- What you are asked to do: Extract the records in full, leaving every picture out.

- Given entries:
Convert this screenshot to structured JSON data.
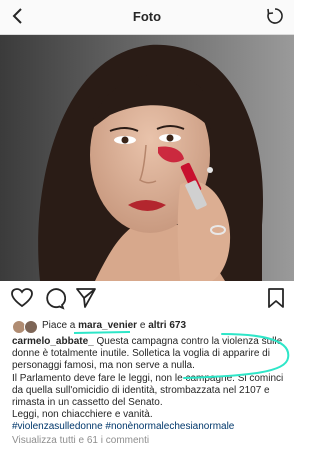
{
  "header": {
    "title": "Foto"
  },
  "icons": {
    "back": "chevron-left-icon",
    "refresh": "refresh-icon",
    "like": "heart-icon",
    "comment": "comment-icon",
    "share": "paper-plane-icon",
    "save": "bookmark-icon"
  },
  "likes": {
    "prefix": "Piace a",
    "user": "mara_venier",
    "middle": "e",
    "others": "altri 673"
  },
  "caption": {
    "author": "carmelo_abbate_",
    "line1": "Questa campagna contro la violenza sulle donne è totalmente inutile. Solletica la voglia di apparire di personaggi famosi, ma non serve a nulla.",
    "line2": "Il Parlamento deve fare le leggi, non le campagne. Si cominci da quella sull'omicidio di identità, strombazzata nel 2107 e rimasta in un cassetto del Senato.",
    "line3": "Leggi, non chiacchiere e vanità.",
    "hashtags": "#violenzasulledonne #nonènormalechesianormale"
  },
  "comments": {
    "view_all": "Visualizza tutti e 61 i commenti"
  },
  "colors": {
    "annotation": "#2ee6c8",
    "link": "#00376b",
    "muted": "#8e8e8e",
    "lipstick": "#c8102e"
  }
}
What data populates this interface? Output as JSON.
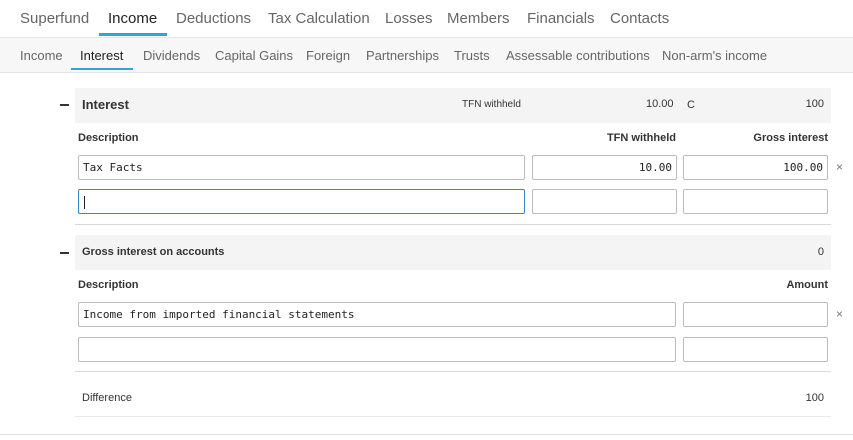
{
  "top_tabs": {
    "superfund": "Superfund",
    "income": "Income",
    "deductions": "Deductions",
    "tax_calculation": "Tax Calculation",
    "losses": "Losses",
    "members": "Members",
    "financials": "Financials",
    "contacts": "Contacts"
  },
  "sub_tabs": {
    "income": "Income",
    "interest": "Interest",
    "dividends": "Dividends",
    "capital_gains": "Capital Gains",
    "foreign": "Foreign",
    "partnerships": "Partnerships",
    "trusts": "Trusts",
    "assessable": "Assessable contributions",
    "non_arms": "Non-arm's income"
  },
  "interest_section": {
    "title": "Interest",
    "summary_label": "TFN withheld",
    "summary_tfn": "10.00",
    "summary_code": "C",
    "summary_total": "100",
    "col_description": "Description",
    "col_tfn": "TFN withheld",
    "col_gross": "Gross interest",
    "rows": [
      {
        "description": "Tax Facts",
        "tfn": "10.00",
        "gross": "100.00",
        "remove": "×"
      },
      {
        "description": "",
        "tfn": "",
        "gross": ""
      }
    ]
  },
  "gross_accounts_section": {
    "title": "Gross interest on accounts",
    "total": "0",
    "col_description": "Description",
    "col_amount": "Amount",
    "rows": [
      {
        "description": "Income from imported financial statements",
        "amount": "",
        "remove": "×"
      },
      {
        "description": "",
        "amount": ""
      }
    ]
  },
  "difference": {
    "label": "Difference",
    "value": "100"
  },
  "colors": {
    "accent": "#2aa7d9",
    "focus_border": "#3a86c8"
  }
}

- Task solution:
Convert this screenshot to structured JSON data.
{
  "header": {
    "title": "Foto"
  },
  "icons": {
    "back": "chevron-left-icon",
    "refresh": "refresh-icon",
    "like": "heart-icon",
    "comment": "comment-icon",
    "share": "paper-plane-icon",
    "save": "bookmark-icon"
  },
  "likes": {
    "prefix": "Piace a",
    "user": "mara_venier",
    "middle": "e",
    "others": "altri 673"
  },
  "caption": {
    "author": "carmelo_abbate_",
    "line1": "Questa campagna contro la violenza sulle donne è totalmente inutile. Solletica la voglia di apparire di personaggi famosi, ma non serve a nulla.",
    "line2": "Il Parlamento deve fare le leggi, non le campagne. Si cominci da quella sull'omicidio di identità, strombazzata nel 2107 e rimasta in un cassetto del Senato.",
    "line3": "Leggi, non chiacchiere e vanità.",
    "hashtags": "#violenzasulledonne #nonènormalechesianormale"
  },
  "comments": {
    "view_all": "Visualizza tutti e 61 i commenti"
  },
  "colors": {
    "annotation": "#2ee6c8",
    "link": "#00376b",
    "muted": "#8e8e8e",
    "lipstick": "#c8102e"
  }
}
What data populates this interface? Output as JSON.
{
  "top_tabs": {
    "superfund": "Superfund",
    "income": "Income",
    "deductions": "Deductions",
    "tax_calculation": "Tax Calculation",
    "losses": "Losses",
    "members": "Members",
    "financials": "Financials",
    "contacts": "Contacts"
  },
  "sub_tabs": {
    "income": "Income",
    "interest": "Interest",
    "dividends": "Dividends",
    "capital_gains": "Capital Gains",
    "foreign": "Foreign",
    "partnerships": "Partnerships",
    "trusts": "Trusts",
    "assessable": "Assessable contributions",
    "non_arms": "Non-arm's income"
  },
  "interest_section": {
    "title": "Interest",
    "summary_label": "TFN withheld",
    "summary_tfn": "10.00",
    "summary_code": "C",
    "summary_total": "100",
    "col_description": "Description",
    "col_tfn": "TFN withheld",
    "col_gross": "Gross interest",
    "rows": [
      {
        "description": "Tax Facts",
        "tfn": "10.00",
        "gross": "100.00",
        "remove": "×"
      },
      {
        "description": "",
        "tfn": "",
        "gross": ""
      }
    ]
  },
  "gross_accounts_section": {
    "title": "Gross interest on accounts",
    "total": "0",
    "col_description": "Description",
    "col_amount": "Amount",
    "rows": [
      {
        "description": "Income from imported financial statements",
        "amount": "",
        "remove": "×"
      },
      {
        "description": "",
        "amount": ""
      }
    ]
  },
  "difference": {
    "label": "Difference",
    "value": "100"
  },
  "colors": {
    "accent": "#2aa7d9",
    "focus_border": "#3a86c8"
  }
}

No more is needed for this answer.